[Figure dataset records]
::::::::::

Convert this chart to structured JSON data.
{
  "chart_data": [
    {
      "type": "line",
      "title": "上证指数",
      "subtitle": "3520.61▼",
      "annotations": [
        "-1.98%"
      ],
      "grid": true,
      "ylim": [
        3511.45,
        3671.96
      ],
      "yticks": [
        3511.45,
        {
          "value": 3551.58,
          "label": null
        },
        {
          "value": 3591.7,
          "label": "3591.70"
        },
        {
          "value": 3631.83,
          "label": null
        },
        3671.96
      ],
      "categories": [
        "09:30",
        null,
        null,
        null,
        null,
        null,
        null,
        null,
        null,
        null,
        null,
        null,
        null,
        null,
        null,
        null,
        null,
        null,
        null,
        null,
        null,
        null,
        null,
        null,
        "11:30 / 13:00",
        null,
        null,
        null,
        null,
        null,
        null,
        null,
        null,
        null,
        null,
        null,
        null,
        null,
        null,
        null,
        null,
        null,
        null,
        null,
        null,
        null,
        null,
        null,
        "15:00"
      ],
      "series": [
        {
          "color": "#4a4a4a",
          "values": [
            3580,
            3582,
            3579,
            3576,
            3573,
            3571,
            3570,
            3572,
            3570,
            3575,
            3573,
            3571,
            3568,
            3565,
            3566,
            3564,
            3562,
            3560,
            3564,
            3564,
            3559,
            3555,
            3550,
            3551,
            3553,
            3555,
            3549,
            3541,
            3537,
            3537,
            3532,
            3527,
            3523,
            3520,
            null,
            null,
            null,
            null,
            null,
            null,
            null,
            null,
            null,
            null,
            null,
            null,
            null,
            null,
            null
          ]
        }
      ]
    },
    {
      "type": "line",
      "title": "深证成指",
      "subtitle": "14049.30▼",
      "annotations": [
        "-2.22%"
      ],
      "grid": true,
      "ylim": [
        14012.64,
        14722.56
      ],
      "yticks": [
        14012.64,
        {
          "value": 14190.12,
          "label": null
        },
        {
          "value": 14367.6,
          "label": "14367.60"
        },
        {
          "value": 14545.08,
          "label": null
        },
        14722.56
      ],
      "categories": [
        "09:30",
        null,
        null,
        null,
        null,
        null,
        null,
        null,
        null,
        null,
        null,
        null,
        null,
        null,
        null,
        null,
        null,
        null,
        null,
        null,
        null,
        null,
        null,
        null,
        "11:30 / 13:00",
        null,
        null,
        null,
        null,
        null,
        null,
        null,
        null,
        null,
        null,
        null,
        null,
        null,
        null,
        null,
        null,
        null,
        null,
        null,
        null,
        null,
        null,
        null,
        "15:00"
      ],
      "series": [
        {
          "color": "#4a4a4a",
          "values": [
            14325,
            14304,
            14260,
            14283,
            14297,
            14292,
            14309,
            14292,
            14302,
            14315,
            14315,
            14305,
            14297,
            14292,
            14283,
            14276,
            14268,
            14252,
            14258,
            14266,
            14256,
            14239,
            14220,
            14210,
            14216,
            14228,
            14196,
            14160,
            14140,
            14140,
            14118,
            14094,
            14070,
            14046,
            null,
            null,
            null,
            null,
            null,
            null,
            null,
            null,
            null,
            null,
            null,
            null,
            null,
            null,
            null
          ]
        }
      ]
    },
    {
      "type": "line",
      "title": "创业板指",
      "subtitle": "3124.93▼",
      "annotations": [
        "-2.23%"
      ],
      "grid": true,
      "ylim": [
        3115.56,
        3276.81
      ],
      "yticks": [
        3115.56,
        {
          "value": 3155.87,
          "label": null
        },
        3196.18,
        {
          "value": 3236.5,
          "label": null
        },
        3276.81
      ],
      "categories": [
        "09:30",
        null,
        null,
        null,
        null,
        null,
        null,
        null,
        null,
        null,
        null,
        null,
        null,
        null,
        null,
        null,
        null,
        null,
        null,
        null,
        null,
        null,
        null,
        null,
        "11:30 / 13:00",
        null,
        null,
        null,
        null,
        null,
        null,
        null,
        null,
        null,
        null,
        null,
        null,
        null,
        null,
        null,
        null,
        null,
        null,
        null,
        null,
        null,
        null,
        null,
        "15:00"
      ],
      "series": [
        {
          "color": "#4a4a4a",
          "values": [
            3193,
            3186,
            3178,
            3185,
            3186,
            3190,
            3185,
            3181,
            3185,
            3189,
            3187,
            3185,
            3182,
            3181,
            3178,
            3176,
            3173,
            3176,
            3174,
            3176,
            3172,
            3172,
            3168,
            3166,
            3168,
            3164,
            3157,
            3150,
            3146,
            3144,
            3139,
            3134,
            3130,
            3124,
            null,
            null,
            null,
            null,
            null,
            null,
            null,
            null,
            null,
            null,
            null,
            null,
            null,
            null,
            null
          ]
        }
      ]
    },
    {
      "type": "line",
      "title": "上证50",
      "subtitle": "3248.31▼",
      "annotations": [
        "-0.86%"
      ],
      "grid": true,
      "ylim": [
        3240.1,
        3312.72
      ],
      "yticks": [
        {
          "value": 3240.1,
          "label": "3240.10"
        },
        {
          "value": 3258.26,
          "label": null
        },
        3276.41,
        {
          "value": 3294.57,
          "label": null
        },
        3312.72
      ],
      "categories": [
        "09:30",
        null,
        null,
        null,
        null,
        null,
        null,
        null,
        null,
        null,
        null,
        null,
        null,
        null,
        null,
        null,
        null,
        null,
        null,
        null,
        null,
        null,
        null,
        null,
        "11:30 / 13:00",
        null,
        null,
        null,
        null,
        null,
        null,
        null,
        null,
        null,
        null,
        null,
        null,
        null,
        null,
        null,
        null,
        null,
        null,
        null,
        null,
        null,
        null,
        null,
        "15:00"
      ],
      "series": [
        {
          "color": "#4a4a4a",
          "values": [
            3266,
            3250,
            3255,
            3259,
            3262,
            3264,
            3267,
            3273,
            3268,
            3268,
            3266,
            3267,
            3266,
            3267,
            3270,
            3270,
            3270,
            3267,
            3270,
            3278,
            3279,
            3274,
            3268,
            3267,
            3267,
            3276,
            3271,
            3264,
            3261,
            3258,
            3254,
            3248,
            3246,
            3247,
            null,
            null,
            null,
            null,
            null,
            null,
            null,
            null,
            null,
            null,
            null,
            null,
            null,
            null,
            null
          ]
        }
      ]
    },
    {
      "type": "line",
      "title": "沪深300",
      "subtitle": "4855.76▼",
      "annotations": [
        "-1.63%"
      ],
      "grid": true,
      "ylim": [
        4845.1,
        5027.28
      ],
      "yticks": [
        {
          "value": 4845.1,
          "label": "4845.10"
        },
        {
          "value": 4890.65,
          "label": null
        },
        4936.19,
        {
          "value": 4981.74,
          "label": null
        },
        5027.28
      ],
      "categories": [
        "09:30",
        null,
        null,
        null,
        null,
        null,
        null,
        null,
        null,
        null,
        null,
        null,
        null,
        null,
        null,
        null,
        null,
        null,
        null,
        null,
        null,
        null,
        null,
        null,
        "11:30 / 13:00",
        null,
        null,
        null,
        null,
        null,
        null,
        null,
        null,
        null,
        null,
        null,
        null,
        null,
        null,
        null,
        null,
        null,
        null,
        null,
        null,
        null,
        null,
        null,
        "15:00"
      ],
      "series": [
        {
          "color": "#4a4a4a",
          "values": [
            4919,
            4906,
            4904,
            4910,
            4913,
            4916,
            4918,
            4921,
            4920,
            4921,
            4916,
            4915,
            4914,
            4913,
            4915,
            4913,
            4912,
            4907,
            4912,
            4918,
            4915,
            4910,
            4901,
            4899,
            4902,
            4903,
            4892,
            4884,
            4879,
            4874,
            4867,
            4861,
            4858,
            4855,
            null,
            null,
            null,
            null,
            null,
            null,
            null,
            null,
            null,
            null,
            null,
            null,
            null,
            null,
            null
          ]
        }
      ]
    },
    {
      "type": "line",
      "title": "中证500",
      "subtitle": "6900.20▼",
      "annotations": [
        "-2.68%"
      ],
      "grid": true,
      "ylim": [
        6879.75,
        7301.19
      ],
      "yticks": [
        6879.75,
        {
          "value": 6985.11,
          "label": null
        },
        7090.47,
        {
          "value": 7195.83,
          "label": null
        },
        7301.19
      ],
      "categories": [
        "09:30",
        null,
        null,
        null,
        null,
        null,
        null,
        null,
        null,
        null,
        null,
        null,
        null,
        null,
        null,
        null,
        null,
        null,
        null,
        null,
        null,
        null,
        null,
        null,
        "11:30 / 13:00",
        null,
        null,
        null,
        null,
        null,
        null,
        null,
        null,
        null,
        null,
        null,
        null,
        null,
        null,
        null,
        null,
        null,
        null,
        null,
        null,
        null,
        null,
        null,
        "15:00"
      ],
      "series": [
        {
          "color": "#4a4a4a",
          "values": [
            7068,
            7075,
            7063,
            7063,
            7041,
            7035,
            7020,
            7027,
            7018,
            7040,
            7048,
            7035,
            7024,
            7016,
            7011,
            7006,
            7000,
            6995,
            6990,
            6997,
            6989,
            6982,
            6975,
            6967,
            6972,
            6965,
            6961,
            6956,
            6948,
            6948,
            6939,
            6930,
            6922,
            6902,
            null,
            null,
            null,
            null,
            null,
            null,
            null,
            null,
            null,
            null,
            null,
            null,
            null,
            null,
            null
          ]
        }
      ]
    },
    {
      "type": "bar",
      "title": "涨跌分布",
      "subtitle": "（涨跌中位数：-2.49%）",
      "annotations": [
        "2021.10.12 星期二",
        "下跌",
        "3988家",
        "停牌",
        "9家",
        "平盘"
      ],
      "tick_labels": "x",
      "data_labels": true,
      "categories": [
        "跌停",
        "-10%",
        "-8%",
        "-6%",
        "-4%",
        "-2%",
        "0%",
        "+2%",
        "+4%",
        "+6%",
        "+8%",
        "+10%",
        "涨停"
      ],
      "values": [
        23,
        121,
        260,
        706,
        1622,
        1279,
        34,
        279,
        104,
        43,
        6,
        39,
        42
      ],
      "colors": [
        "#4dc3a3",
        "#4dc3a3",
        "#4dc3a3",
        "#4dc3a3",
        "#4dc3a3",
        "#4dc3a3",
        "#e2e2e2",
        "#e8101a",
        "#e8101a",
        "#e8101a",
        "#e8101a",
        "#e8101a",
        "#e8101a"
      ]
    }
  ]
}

::::::::::

**Written request**
Gather all lines from the listing above in which "subtitle" occurs.

**Problem solution**
      "subtitle": "3520.61▼",
      "subtitle": "14049.30▼",
      "subtitle": "3124.93▼",
      "subtitle": "3248.31▼",
      "subtitle": "4855.76▼",
      "subtitle": "6900.20▼",
      "subtitle": "（涨跌中位数：-2.49%）",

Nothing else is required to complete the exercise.